PROBLEM STATEMENT =
Below are some entries. Copy each line that holds the string "Operations".

EXERCISE MATERIALS =
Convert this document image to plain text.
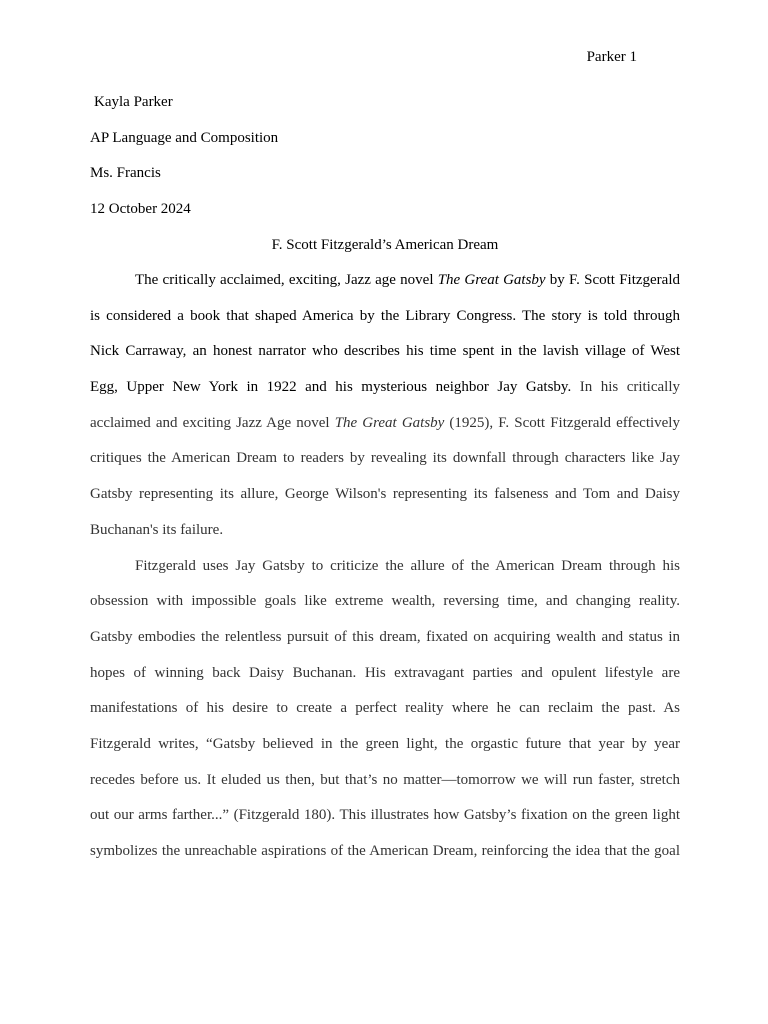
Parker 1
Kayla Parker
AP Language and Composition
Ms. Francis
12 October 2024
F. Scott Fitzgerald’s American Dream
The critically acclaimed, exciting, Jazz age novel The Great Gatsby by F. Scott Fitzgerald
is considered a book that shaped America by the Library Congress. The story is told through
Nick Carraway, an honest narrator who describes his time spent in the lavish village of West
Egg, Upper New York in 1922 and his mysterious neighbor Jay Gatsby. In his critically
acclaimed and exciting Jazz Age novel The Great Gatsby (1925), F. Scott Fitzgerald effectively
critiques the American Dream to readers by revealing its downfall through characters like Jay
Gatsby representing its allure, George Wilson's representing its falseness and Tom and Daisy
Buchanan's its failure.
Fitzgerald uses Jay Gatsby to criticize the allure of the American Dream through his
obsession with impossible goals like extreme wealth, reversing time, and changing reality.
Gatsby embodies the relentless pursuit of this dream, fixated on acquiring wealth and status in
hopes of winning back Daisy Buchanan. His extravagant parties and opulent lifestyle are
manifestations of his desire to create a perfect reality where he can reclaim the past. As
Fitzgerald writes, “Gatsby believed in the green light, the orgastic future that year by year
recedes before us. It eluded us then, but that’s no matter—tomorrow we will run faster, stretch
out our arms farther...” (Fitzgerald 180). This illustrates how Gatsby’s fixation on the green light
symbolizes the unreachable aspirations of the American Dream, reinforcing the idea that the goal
--
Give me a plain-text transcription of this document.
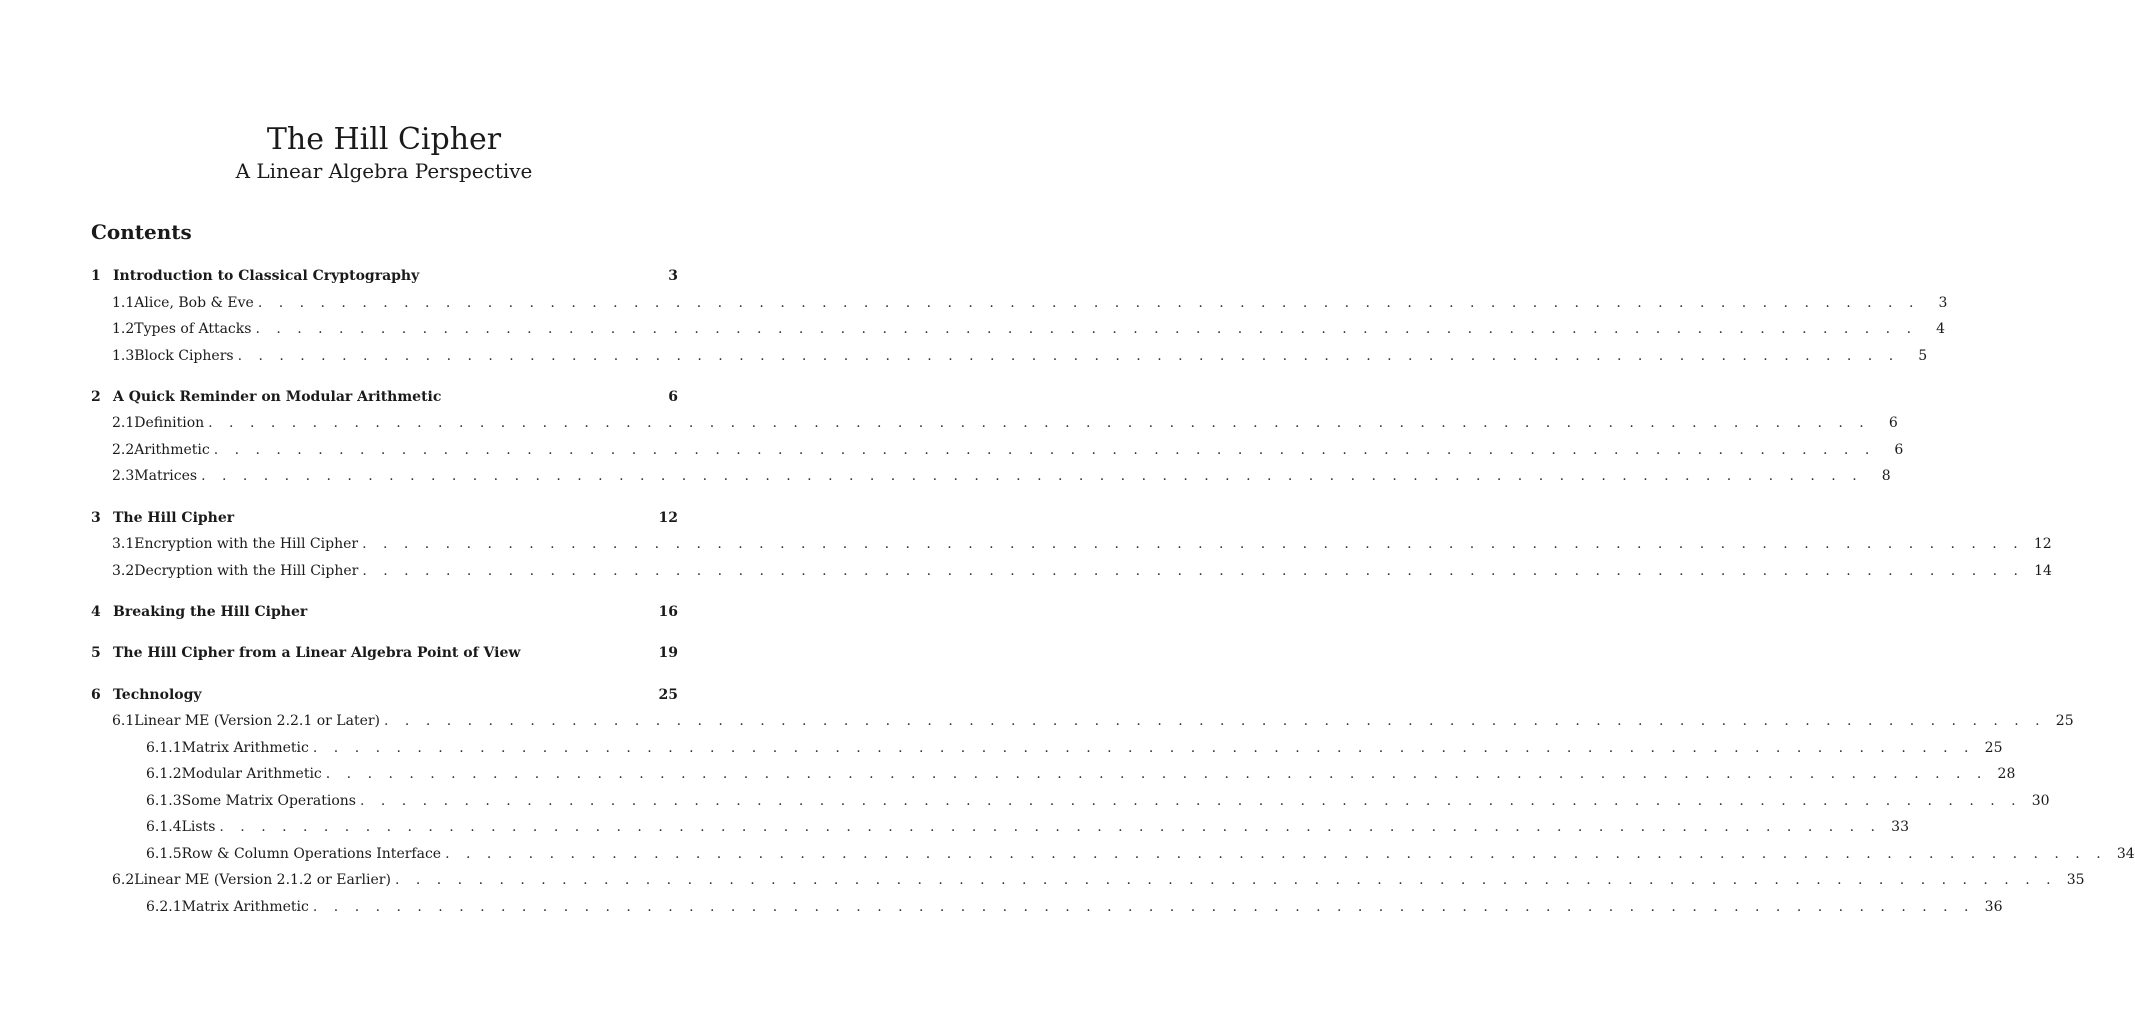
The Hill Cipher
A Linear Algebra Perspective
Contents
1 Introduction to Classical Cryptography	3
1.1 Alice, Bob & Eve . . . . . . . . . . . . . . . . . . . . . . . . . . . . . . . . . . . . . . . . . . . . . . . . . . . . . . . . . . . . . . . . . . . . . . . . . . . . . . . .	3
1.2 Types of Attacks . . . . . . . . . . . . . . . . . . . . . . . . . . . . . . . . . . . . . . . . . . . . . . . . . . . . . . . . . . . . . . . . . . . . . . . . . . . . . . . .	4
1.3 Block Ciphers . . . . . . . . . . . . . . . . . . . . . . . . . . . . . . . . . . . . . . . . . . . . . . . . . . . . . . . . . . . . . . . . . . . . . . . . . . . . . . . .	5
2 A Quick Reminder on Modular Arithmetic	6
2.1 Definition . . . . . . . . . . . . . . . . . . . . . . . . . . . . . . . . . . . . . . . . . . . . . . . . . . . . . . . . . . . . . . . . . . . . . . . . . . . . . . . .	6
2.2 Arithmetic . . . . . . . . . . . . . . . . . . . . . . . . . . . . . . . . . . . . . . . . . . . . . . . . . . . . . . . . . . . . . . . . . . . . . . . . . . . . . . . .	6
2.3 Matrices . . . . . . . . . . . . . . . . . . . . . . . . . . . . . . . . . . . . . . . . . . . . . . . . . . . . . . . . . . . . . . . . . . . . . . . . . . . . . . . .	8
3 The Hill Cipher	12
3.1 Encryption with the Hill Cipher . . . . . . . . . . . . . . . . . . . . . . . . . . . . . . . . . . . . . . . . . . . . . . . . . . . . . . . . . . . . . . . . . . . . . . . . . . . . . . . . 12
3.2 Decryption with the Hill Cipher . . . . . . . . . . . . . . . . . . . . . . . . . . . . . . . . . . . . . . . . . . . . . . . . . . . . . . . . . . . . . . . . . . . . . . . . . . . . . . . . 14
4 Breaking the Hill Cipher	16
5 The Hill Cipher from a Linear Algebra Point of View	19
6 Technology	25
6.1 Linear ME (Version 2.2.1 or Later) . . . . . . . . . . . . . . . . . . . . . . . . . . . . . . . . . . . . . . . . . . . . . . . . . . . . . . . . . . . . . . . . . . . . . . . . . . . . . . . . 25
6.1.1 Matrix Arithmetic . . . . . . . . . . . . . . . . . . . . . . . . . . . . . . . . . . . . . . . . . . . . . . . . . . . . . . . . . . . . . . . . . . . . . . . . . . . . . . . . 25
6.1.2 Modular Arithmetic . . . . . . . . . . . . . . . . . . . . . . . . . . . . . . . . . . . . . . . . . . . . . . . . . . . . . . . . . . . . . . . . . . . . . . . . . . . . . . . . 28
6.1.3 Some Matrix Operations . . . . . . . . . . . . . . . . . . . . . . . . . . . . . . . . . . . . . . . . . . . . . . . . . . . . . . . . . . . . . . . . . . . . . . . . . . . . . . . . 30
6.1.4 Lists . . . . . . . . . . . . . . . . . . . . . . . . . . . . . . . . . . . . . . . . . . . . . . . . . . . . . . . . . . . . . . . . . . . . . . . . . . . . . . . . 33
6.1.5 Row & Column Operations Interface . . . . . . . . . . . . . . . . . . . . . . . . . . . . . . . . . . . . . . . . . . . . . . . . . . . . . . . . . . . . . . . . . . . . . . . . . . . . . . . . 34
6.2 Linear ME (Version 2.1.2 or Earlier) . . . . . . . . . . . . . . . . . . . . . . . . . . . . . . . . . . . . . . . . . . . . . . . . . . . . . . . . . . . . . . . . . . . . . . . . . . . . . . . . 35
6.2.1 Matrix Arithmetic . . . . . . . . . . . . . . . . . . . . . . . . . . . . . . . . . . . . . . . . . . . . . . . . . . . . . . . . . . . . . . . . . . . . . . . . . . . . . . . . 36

THE RESPONSE =
6.1.3 Some Matrix Operations . . . . . . . . . . . . . . . . . . . . . . . . . . . . . . . . . . . . . . . . . . . . . . . . . . . . . . . . . . . . . . . . . . . . . . . . . . . . . . . . 30
6.1.5 Row & Column Operations Interface . . . . . . . . . . . . . . . . . . . . . . . . . . . . . . . . . . . . . . . . . . . . . . . . . . . . . . . . . . . . . . . . . . . . . . . . . . . . . . . . 34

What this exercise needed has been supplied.